(Collected data)
--- START ---
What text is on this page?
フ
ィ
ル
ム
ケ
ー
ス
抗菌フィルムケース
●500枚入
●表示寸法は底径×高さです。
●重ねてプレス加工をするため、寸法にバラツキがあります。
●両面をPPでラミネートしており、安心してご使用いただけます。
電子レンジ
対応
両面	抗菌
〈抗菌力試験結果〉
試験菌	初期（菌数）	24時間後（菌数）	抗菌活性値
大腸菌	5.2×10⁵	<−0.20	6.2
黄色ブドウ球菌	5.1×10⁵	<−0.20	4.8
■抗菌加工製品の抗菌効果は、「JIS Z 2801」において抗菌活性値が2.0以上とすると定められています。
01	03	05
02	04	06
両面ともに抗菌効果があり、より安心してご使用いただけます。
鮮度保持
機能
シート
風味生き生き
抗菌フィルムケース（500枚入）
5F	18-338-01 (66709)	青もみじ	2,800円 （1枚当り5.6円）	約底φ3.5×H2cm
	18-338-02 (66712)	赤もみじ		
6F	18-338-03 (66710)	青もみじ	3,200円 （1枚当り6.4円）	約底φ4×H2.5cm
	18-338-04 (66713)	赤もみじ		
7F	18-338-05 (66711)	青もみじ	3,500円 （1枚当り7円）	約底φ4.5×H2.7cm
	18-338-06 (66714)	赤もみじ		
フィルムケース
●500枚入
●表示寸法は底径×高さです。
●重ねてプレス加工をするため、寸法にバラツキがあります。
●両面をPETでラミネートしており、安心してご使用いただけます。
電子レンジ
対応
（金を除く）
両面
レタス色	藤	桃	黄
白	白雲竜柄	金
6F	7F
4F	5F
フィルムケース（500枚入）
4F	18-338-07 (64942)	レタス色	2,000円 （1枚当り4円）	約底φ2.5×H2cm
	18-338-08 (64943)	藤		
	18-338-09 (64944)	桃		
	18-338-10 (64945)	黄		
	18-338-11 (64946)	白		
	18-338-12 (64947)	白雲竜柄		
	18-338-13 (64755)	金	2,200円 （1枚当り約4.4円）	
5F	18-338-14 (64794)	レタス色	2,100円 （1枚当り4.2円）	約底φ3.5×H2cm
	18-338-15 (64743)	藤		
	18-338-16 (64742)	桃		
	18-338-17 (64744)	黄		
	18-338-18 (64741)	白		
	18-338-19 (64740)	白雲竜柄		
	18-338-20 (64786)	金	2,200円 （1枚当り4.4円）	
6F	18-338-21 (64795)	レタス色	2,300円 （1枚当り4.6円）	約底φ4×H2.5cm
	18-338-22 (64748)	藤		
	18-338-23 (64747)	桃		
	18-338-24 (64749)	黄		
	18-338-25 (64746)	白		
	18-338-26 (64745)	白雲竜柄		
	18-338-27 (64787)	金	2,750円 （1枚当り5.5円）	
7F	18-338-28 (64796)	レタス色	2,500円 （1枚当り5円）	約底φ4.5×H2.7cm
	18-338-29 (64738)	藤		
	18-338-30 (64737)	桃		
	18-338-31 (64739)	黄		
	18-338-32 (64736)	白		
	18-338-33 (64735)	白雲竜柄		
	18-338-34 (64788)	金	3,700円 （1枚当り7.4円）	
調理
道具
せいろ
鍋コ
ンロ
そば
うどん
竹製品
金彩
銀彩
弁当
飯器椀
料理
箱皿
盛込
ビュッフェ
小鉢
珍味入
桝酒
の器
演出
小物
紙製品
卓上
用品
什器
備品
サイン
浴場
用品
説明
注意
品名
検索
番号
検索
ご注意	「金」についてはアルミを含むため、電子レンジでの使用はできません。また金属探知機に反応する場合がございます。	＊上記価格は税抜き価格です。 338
--- END ---
== The exercise ==
Extract all of the data shown above without alteration.

== Written response ==
What text is on this page?
フ
ィ
ル
ム
ケ
ー
ス
抗菌フィルムケース
●500枚入
●表示寸法は底径×高さです。
●重ねてプレス加工をするため、寸法にバラツキがあります。
●両面をPPでラミネートしており、安心してご使用いただけます。
電子レンジ
対応
両面	抗菌
〈抗菌力試験結果〉
試験菌	初期（菌数）	24時間後（菌数）	抗菌活性値
大腸菌	5.2×10⁵	<−0.20	6.2
黄色ブドウ球菌	5.1×10⁵	<−0.20	4.8
■抗菌加工製品の抗菌効果は、「JIS Z 2801」において抗菌活性値が2.0以上とすると定められています。
01	03	05
02	04	06
両面ともに抗菌効果があり、より安心してご使用いただけます。
鮮度保持
機能
シート
風味生き生き
抗菌フィルムケース（500枚入）
5F	18-338-01 (66709)	青もみじ	2,800円 （1枚当り5.6円）	約底φ3.5×H2cm
	18-338-02 (66712)	赤もみじ		
6F	18-338-03 (66710)	青もみじ	3,200円 （1枚当り6.4円）	約底φ4×H2.5cm
	18-338-04 (66713)	赤もみじ		
7F	18-338-05 (66711)	青もみじ	3,500円 （1枚当り7円）	約底φ4.5×H2.7cm
	18-338-06 (66714)	赤もみじ		
フィルムケース
●500枚入
●表示寸法は底径×高さです。
●重ねてプレス加工をするため、寸法にバラツキがあります。
●両面をPETでラミネートしており、安心してご使用いただけます。
電子レンジ
対応
（金を除く）
両面
レタス色	藤	桃	黄
白	白雲竜柄	金
6F	7F
4F	5F
フィルムケース（500枚入）
4F	18-338-07 (64942)	レタス色	2,000円 （1枚当り4円）	約底φ2.5×H2cm
	18-338-08 (64943)	藤		
	18-338-09 (64944)	桃		
	18-338-10 (64945)	黄		
	18-338-11 (64946)	白		
	18-338-12 (64947)	白雲竜柄		
	18-338-13 (64755)	金	2,200円 （1枚当り約4.4円）	
5F	18-338-14 (64794)	レタス色	2,100円 （1枚当り4.2円）	約底φ3.5×H2cm
	18-338-15 (64743)	藤		
	18-338-16 (64742)	桃		
	18-338-17 (64744)	黄		
	18-338-18 (64741)	白		
	18-338-19 (64740)	白雲竜柄		
	18-338-20 (64786)	金	2,200円 （1枚当り4.4円）	
6F	18-338-21 (64795)	レタス色	2,300円 （1枚当り4.6円）	約底φ4×H2.5cm
	18-338-22 (64748)	藤		
	18-338-23 (64747)	桃		
	18-338-24 (64749)	黄		
	18-338-25 (64746)	白		
	18-338-26 (64745)	白雲竜柄		
	18-338-27 (64787)	金	2,750円 （1枚当り5.5円）	
7F	18-338-28 (64796)	レタス色	2,500円 （1枚当り5円）	約底φ4.5×H2.7cm
	18-338-29 (64738)	藤		
	18-338-30 (64737)	桃		
	18-338-31 (64739)	黄		
	18-338-32 (64736)	白		
	18-338-33 (64735)	白雲竜柄		
	18-338-34 (64788)	金	3,700円 （1枚当り7.4円）	
調理
道具
せいろ
鍋コ
ンロ
そば
うどん
竹製品
金彩
銀彩
弁当
飯器椀
料理
箱皿
盛込
ビュッフェ
小鉢
珍味入
桝酒
の器
演出
小物
紙製品
卓上
用品
什器
備品
サイン
浴場
用品
説明
注意
品名
検索
番号
検索
ご注意	「金」についてはアルミを含むため、電子レンジでの使用はできません。また金属探知機に反応する場合がございます。	＊上記価格は税抜き価格です。 338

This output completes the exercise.